[EXERCISE]: Only lines holding the string "diffraction" are wanted; copy each one from the material.

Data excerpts
● ● ● ● ●
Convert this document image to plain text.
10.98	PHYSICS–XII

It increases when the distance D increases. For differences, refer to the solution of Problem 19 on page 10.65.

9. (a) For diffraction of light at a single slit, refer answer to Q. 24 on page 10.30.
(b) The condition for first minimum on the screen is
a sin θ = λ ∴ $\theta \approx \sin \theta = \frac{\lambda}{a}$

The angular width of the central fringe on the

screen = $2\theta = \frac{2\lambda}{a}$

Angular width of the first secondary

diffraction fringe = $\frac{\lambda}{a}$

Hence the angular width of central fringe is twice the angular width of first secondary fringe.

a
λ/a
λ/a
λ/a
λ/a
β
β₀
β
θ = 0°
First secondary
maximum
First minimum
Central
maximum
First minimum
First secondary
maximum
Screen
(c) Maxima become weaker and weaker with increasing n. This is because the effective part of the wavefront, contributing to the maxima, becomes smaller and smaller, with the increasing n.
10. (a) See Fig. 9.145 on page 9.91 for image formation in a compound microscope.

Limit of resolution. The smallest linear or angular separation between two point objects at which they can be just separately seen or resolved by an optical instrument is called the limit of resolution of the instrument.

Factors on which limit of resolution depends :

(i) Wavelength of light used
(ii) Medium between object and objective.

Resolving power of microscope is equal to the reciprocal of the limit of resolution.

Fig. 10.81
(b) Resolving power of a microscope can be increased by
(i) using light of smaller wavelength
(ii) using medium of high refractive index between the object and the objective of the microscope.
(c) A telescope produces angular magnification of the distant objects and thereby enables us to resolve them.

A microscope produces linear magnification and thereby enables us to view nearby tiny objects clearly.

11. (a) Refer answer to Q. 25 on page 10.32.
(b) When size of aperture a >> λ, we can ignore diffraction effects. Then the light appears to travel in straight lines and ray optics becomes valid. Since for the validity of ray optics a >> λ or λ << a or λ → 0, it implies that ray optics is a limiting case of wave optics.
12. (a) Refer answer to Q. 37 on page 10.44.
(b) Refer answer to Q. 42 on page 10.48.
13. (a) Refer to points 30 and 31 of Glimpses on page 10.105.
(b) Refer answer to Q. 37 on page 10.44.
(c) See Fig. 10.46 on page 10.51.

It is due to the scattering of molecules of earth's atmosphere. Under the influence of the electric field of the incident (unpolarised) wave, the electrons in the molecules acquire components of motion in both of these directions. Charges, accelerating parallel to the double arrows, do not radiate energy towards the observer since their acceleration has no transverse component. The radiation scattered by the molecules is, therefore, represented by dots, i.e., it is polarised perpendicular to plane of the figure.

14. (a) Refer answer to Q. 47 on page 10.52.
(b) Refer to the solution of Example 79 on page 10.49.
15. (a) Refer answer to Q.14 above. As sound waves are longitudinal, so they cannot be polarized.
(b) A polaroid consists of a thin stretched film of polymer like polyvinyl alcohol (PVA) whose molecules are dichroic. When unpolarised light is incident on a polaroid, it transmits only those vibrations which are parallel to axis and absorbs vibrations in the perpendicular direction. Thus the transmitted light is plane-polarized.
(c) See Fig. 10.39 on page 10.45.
● ● ● ● ●
[RESULT BELOW]:
9. (a) For diffraction of light at a single slit, refer answer to Q. 24 on page 10.30.
diffraction fringe = $\frac{\lambda}{a}$
(b) When size of aperture a >> λ, we can ignore diffraction effects. Then the light appears to travel in straight lines and ray optics becomes valid. Since for the validity of ray optics a >> λ or λ << a or λ → 0, it implies that ray optics is a limiting case of wave optics.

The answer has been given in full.